### Records for this task ###

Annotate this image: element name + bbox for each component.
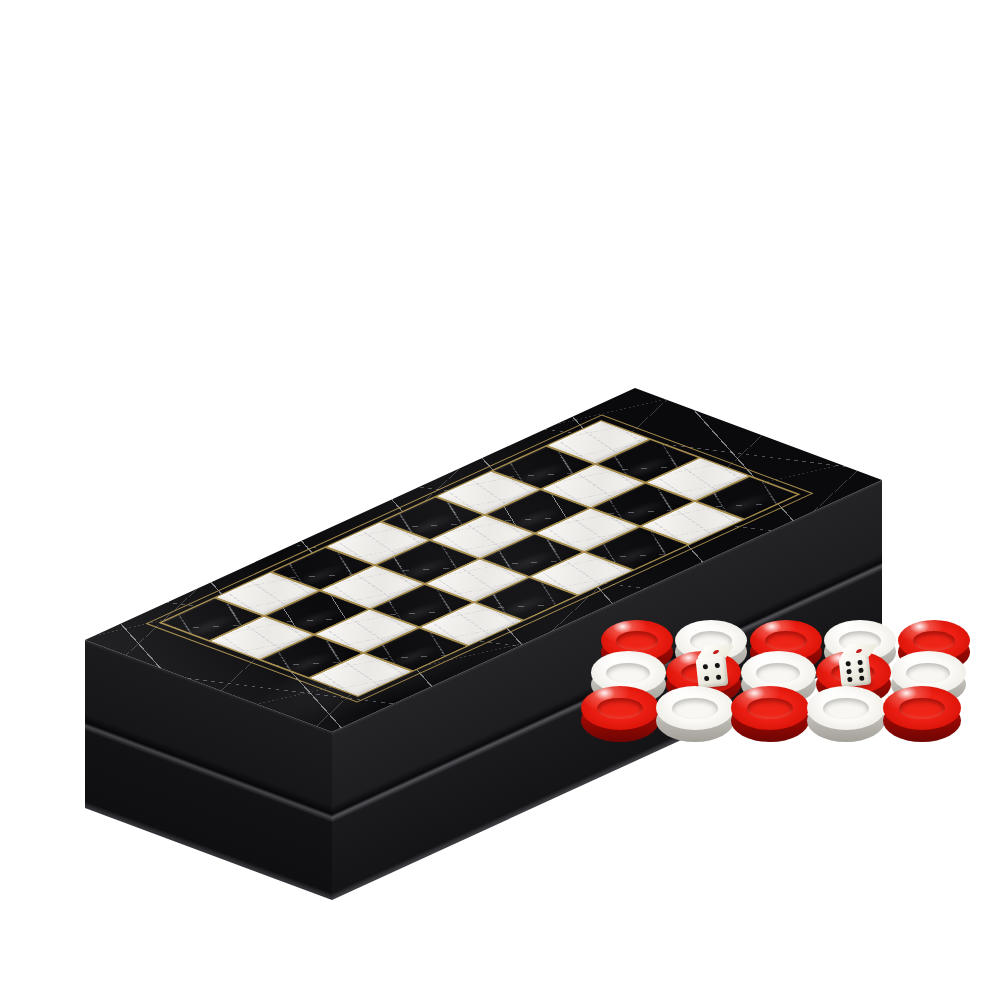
die-front-face	[696, 656, 729, 689]
checkers-and-dice	[0, 0, 1000, 1000]
checker-top	[883, 686, 961, 730]
die-pip	[847, 677, 852, 682]
die-pip	[857, 659, 862, 664]
checker-dish	[906, 663, 950, 683]
checker-dish	[913, 631, 955, 651]
checker-dish	[616, 631, 658, 651]
checker-red[interactable]	[581, 686, 659, 742]
die-pip	[715, 663, 720, 668]
die-pip	[703, 664, 708, 669]
checker-red[interactable]	[731, 686, 809, 742]
checker-dish	[899, 698, 944, 719]
checker-white[interactable]	[807, 686, 885, 742]
die-pip	[855, 649, 863, 653]
die-pip	[858, 668, 863, 673]
checker-dish	[747, 698, 792, 719]
die-1[interactable]	[694, 644, 734, 690]
checker-white[interactable]	[656, 686, 734, 742]
checker-dish	[765, 631, 807, 651]
die-2[interactable]	[837, 643, 877, 689]
checker-red[interactable]	[883, 686, 961, 742]
checker-top	[581, 686, 659, 730]
checker-dish	[756, 663, 800, 683]
checker-dish	[606, 663, 650, 683]
checker-dish	[672, 698, 717, 719]
die-pip	[712, 650, 720, 654]
die-pip	[716, 675, 721, 680]
checker-top	[731, 686, 809, 730]
checker-dish	[597, 698, 642, 719]
checker-dish	[823, 698, 868, 719]
die-front-face	[839, 655, 872, 688]
checker-top	[807, 686, 885, 730]
die-pip	[846, 669, 851, 674]
die-pip	[859, 676, 864, 681]
checker-top	[656, 686, 734, 730]
die-pip	[704, 676, 709, 681]
die-pip	[845, 661, 850, 666]
product-photo	[0, 0, 1000, 1000]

###

Task to carry out: Repeat every line of the records above word for word, but leave out the pictures.

Exercise response:
Annotate this image: element name + bbox for each component.
die-front-face	[696, 656, 729, 689]
checkers-and-dice	[0, 0, 1000, 1000]
checker-top	[883, 686, 961, 730]
die-pip	[847, 677, 852, 682]
die-pip	[857, 659, 862, 664]
checker-dish	[906, 663, 950, 683]
checker-dish	[913, 631, 955, 651]
checker-dish	[616, 631, 658, 651]
checker-red[interactable]	[581, 686, 659, 742]
die-pip	[715, 663, 720, 668]
die-pip	[703, 664, 708, 669]
checker-red[interactable]	[731, 686, 809, 742]
checker-dish	[899, 698, 944, 719]
checker-white[interactable]	[807, 686, 885, 742]
die-pip	[855, 649, 863, 653]
die-pip	[858, 668, 863, 673]
checker-dish	[747, 698, 792, 719]
die-1[interactable]	[694, 644, 734, 690]
checker-white[interactable]	[656, 686, 734, 742]
checker-dish	[765, 631, 807, 651]
die-2[interactable]	[837, 643, 877, 689]
checker-red[interactable]	[883, 686, 961, 742]
checker-top	[581, 686, 659, 730]
checker-dish	[756, 663, 800, 683]
checker-dish	[606, 663, 650, 683]
checker-dish	[672, 698, 717, 719]
die-pip	[712, 650, 720, 654]
die-pip	[716, 675, 721, 680]
checker-top	[731, 686, 809, 730]
checker-dish	[597, 698, 642, 719]
checker-dish	[823, 698, 868, 719]
die-front-face	[839, 655, 872, 688]
checker-top	[807, 686, 885, 730]
die-pip	[846, 669, 851, 674]
die-pip	[859, 676, 864, 681]
checker-top	[656, 686, 734, 730]
die-pip	[704, 676, 709, 681]
die-pip	[845, 661, 850, 666]
product-photo	[0, 0, 1000, 1000]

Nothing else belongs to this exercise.